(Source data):
• • • •

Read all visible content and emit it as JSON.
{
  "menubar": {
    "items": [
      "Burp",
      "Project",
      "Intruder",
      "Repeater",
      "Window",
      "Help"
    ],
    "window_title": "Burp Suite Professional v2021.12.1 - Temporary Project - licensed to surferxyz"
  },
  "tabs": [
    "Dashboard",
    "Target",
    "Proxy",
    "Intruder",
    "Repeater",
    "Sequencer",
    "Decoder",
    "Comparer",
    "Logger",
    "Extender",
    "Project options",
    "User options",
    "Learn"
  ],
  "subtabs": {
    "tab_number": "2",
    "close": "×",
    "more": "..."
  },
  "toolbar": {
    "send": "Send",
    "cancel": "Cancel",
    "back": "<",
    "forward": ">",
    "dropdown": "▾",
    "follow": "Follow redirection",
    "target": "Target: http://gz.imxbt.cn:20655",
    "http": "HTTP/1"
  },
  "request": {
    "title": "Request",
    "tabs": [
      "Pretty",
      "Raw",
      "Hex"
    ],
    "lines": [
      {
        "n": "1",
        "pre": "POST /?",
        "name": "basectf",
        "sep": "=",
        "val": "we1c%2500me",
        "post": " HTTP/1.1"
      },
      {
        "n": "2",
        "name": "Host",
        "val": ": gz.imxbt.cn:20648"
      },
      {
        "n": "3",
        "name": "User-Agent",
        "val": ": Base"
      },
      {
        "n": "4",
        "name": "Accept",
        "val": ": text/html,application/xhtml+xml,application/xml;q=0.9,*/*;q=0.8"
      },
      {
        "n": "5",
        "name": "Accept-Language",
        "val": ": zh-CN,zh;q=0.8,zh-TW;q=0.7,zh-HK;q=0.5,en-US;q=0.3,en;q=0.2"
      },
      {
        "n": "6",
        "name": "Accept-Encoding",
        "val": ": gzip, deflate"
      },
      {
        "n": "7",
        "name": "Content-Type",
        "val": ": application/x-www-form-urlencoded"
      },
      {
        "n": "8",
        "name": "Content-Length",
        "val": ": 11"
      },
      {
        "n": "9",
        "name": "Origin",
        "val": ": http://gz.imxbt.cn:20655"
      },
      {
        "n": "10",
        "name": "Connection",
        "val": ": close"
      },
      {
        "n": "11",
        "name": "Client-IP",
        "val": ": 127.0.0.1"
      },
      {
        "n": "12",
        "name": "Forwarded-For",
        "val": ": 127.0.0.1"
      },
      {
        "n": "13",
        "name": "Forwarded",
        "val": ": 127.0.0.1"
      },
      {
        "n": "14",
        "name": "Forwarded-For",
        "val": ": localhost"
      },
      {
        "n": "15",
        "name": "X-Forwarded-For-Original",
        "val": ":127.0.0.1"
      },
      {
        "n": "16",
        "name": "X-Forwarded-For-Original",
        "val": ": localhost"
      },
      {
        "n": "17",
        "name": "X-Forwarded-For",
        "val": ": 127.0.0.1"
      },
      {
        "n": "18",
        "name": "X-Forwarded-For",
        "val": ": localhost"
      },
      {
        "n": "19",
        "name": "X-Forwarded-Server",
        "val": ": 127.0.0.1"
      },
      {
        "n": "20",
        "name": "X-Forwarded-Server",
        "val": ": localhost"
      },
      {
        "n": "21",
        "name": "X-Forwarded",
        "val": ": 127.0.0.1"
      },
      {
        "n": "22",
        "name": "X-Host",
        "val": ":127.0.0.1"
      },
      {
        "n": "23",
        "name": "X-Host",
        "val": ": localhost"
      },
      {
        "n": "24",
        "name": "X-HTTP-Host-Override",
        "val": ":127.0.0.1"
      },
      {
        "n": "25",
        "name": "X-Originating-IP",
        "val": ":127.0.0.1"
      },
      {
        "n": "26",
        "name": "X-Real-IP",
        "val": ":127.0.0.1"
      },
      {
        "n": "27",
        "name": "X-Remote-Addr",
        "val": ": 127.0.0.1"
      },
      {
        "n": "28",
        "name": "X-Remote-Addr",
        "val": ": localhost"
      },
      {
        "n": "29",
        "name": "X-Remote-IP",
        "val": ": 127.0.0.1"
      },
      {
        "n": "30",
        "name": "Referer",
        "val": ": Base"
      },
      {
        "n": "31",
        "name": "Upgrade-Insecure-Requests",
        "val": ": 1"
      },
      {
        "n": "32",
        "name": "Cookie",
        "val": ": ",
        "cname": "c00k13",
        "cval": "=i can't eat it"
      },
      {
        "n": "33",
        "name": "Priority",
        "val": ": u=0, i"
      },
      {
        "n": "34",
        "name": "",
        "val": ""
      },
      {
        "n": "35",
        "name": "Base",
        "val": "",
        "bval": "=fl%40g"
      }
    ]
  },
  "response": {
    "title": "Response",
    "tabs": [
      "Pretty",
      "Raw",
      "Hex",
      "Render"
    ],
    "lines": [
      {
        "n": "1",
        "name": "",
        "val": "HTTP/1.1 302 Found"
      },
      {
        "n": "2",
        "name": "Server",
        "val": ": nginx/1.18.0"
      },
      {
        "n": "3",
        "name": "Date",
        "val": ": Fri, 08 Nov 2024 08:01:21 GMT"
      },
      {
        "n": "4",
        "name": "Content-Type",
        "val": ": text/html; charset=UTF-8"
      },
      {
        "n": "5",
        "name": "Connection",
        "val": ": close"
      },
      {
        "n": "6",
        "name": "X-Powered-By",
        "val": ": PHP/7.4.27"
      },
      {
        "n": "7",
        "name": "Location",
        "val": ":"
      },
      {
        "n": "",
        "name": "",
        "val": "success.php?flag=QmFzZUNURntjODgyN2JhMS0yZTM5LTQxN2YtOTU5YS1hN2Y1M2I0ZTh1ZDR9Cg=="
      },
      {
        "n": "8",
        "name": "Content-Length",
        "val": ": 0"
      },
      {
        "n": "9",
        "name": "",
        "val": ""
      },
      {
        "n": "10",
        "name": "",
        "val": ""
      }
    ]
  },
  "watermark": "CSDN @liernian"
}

• • • •

Extract the entries above verbatim.

Read all visible content and emit it as JSON.
{
  "menubar": {
    "items": [
      "Burp",
      "Project",
      "Intruder",
      "Repeater",
      "Window",
      "Help"
    ],
    "window_title": "Burp Suite Professional v2021.12.1 - Temporary Project - licensed to surferxyz"
  },
  "tabs": [
    "Dashboard",
    "Target",
    "Proxy",
    "Intruder",
    "Repeater",
    "Sequencer",
    "Decoder",
    "Comparer",
    "Logger",
    "Extender",
    "Project options",
    "User options",
    "Learn"
  ],
  "subtabs": {
    "tab_number": "2",
    "close": "×",
    "more": "..."
  },
  "toolbar": {
    "send": "Send",
    "cancel": "Cancel",
    "back": "<",
    "forward": ">",
    "dropdown": "▾",
    "follow": "Follow redirection",
    "target": "Target: http://gz.imxbt.cn:20655",
    "http": "HTTP/1"
  },
  "request": {
    "title": "Request",
    "tabs": [
      "Pretty",
      "Raw",
      "Hex"
    ],
    "lines": [
      {
        "n": "1",
        "pre": "POST /?",
        "name": "basectf",
        "sep": "=",
        "val": "we1c%2500me",
        "post": " HTTP/1.1"
      },
      {
        "n": "2",
        "name": "Host",
        "val": ": gz.imxbt.cn:20648"
      },
      {
        "n": "3",
        "name": "User-Agent",
        "val": ": Base"
      },
      {
        "n": "4",
        "name": "Accept",
        "val": ": text/html,application/xhtml+xml,application/xml;q=0.9,*/*;q=0.8"
      },
      {
        "n": "5",
        "name": "Accept-Language",
        "val": ": zh-CN,zh;q=0.8,zh-TW;q=0.7,zh-HK;q=0.5,en-US;q=0.3,en;q=0.2"
      },
      {
        "n": "6",
        "name": "Accept-Encoding",
        "val": ": gzip, deflate"
      },
      {
        "n": "7",
        "name": "Content-Type",
        "val": ": application/x-www-form-urlencoded"
      },
      {
        "n": "8",
        "name": "Content-Length",
        "val": ": 11"
      },
      {
        "n": "9",
        "name": "Origin",
        "val": ": http://gz.imxbt.cn:20655"
      },
      {
        "n": "10",
        "name": "Connection",
        "val": ": close"
      },
      {
        "n": "11",
        "name": "Client-IP",
        "val": ": 127.0.0.1"
      },
      {
        "n": "12",
        "name": "Forwarded-For",
        "val": ": 127.0.0.1"
      },
      {
        "n": "13",
        "name": "Forwarded",
        "val": ": 127.0.0.1"
      },
      {
        "n": "14",
        "name": "Forwarded-For",
        "val": ": localhost"
      },
      {
        "n": "15",
        "name": "X-Forwarded-For-Original",
        "val": ":127.0.0.1"
      },
      {
        "n": "16",
        "name": "X-Forwarded-For-Original",
        "val": ": localhost"
      },
      {
        "n": "17",
        "name": "X-Forwarded-For",
        "val": ": 127.0.0.1"
      },
      {
        "n": "18",
        "name": "X-Forwarded-For",
        "val": ": localhost"
      },
      {
        "n": "19",
        "name": "X-Forwarded-Server",
        "val": ": 127.0.0.1"
      },
      {
        "n": "20",
        "name": "X-Forwarded-Server",
        "val": ": localhost"
      },
      {
        "n": "21",
        "name": "X-Forwarded",
        "val": ": 127.0.0.1"
      },
      {
        "n": "22",
        "name": "X-Host",
        "val": ":127.0.0.1"
      },
      {
        "n": "23",
        "name": "X-Host",
        "val": ": localhost"
      },
      {
        "n": "24",
        "name": "X-HTTP-Host-Override",
        "val": ":127.0.0.1"
      },
      {
        "n": "25",
        "name": "X-Originating-IP",
        "val": ":127.0.0.1"
      },
      {
        "n": "26",
        "name": "X-Real-IP",
        "val": ":127.0.0.1"
      },
      {
        "n": "27",
        "name": "X-Remote-Addr",
        "val": ": 127.0.0.1"
      },
      {
        "n": "28",
        "name": "X-Remote-Addr",
        "val": ": localhost"
      },
      {
        "n": "29",
        "name": "X-Remote-IP",
        "val": ": 127.0.0.1"
      },
      {
        "n": "30",
        "name": "Referer",
        "val": ": Base"
      },
      {
        "n": "31",
        "name": "Upgrade-Insecure-Requests",
        "val": ": 1"
      },
      {
        "n": "32",
        "name": "Cookie",
        "val": ": ",
        "cname": "c00k13",
        "cval": "=i can't eat it"
      },
      {
        "n": "33",
        "name": "Priority",
        "val": ": u=0, i"
      },
      {
        "n": "34",
        "name": "",
        "val": ""
      },
      {
        "n": "35",
        "name": "Base",
        "val": "",
        "bval": "=fl%40g"
      }
    ]
  },
  "response": {
    "title": "Response",
    "tabs": [
      "Pretty",
      "Raw",
      "Hex",
      "Render"
    ],
    "lines": [
      {
        "n": "1",
        "name": "",
        "val": "HTTP/1.1 302 Found"
      },
      {
        "n": "2",
        "name": "Server",
        "val": ": nginx/1.18.0"
      },
      {
        "n": "3",
        "name": "Date",
        "val": ": Fri, 08 Nov 2024 08:01:21 GMT"
      },
      {
        "n": "4",
        "name": "Content-Type",
        "val": ": text/html; charset=UTF-8"
      },
      {
        "n": "5",
        "name": "Connection",
        "val": ": close"
      },
      {
        "n": "6",
        "name": "X-Powered-By",
        "val": ": PHP/7.4.27"
      },
      {
        "n": "7",
        "name": "Location",
        "val": ":"
      },
      {
        "n": "",
        "name": "",
        "val": "success.php?flag=QmFzZUNURntjODgyN2JhMS0yZTM5LTQxN2YtOTU5YS1hN2Y1M2I0ZTh1ZDR9Cg=="
      },
      {
        "n": "8",
        "name": "Content-Length",
        "val": ": 0"
      },
      {
        "n": "9",
        "name": "",
        "val": ""
      },
      {
        "n": "10",
        "name": "",
        "val": ""
      }
    ]
  },
  "watermark": "CSDN @liernian"
}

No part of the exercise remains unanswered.